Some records

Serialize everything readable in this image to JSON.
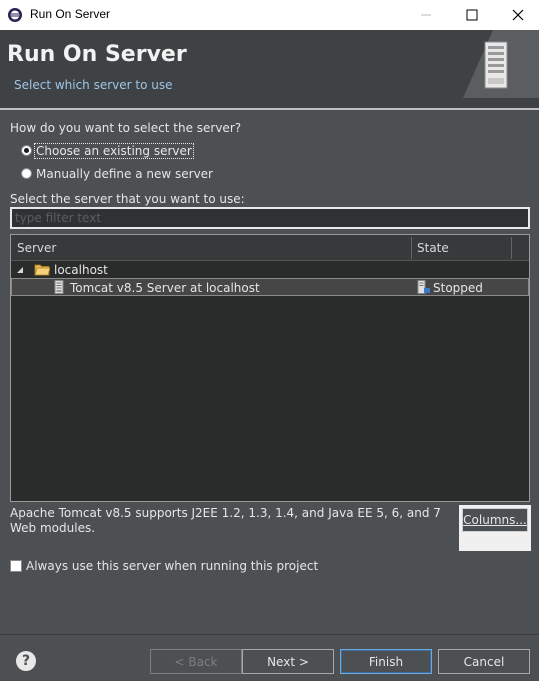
{
  "window": {
    "title": "Run On Server",
    "minimize_icon": "minimize-icon",
    "maximize_icon": "maximize-icon",
    "close_icon": "close-icon"
  },
  "banner": {
    "title": "Run On Server",
    "subtitle": "Select which server to use",
    "art_icon": "server-rack-icon"
  },
  "selection": {
    "question": "How do you want to select the server?",
    "options": [
      {
        "label": "Choose an existing server",
        "checked": true
      },
      {
        "label": "Manually define a new server",
        "checked": false
      }
    ]
  },
  "server_list": {
    "label": "Select the server that you want to use:",
    "filter_placeholder": "type filter text",
    "columns": [
      "Server",
      "State"
    ],
    "rows": [
      {
        "name": "localhost",
        "state": "",
        "icon": "folder-icon",
        "expanded": true
      },
      {
        "name": "Tomcat v8.5 Server at localhost",
        "state": "Stopped",
        "icon": "server-icon",
        "selected": true
      }
    ]
  },
  "description": "Apache Tomcat v8.5 supports J2EE 1.2, 1.3, 1.4, and Java EE 5, 6, and 7 Web modules.",
  "columns_button": "Columns...",
  "always_use": {
    "label": "Always use this server when running this project",
    "checked": false
  },
  "footer": {
    "help_icon": "help-icon",
    "back": "< Back",
    "next": "Next >",
    "finish": "Finish",
    "cancel": "Cancel"
  },
  "colors": {
    "background": "#4c5052",
    "banner": "#3f4244",
    "subtitle": "#9fc4e8",
    "table": "#2a2b2b"
  }
}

# DIRECTIONS
Copy out the listing exactly as it stands, but not the pictures.

# RESULT BELOW
Serialize everything readable in this image to JSON.
{
  "window": {
    "title": "Run On Server",
    "minimize_icon": "minimize-icon",
    "maximize_icon": "maximize-icon",
    "close_icon": "close-icon"
  },
  "banner": {
    "title": "Run On Server",
    "subtitle": "Select which server to use",
    "art_icon": "server-rack-icon"
  },
  "selection": {
    "question": "How do you want to select the server?",
    "options": [
      {
        "label": "Choose an existing server",
        "checked": true
      },
      {
        "label": "Manually define a new server",
        "checked": false
      }
    ]
  },
  "server_list": {
    "label": "Select the server that you want to use:",
    "filter_placeholder": "type filter text",
    "columns": [
      "Server",
      "State"
    ],
    "rows": [
      {
        "name": "localhost",
        "state": "",
        "icon": "folder-icon",
        "expanded": true
      },
      {
        "name": "Tomcat v8.5 Server at localhost",
        "state": "Stopped",
        "icon": "server-icon",
        "selected": true
      }
    ]
  },
  "description": "Apache Tomcat v8.5 supports J2EE 1.2, 1.3, 1.4, and Java EE 5, 6, and 7 Web modules.",
  "columns_button": "Columns...",
  "always_use": {
    "label": "Always use this server when running this project",
    "checked": false
  },
  "footer": {
    "help_icon": "help-icon",
    "back": "< Back",
    "next": "Next >",
    "finish": "Finish",
    "cancel": "Cancel"
  },
  "colors": {
    "background": "#4c5052",
    "banner": "#3f4244",
    "subtitle": "#9fc4e8",
    "table": "#2a2b2b"
  }
}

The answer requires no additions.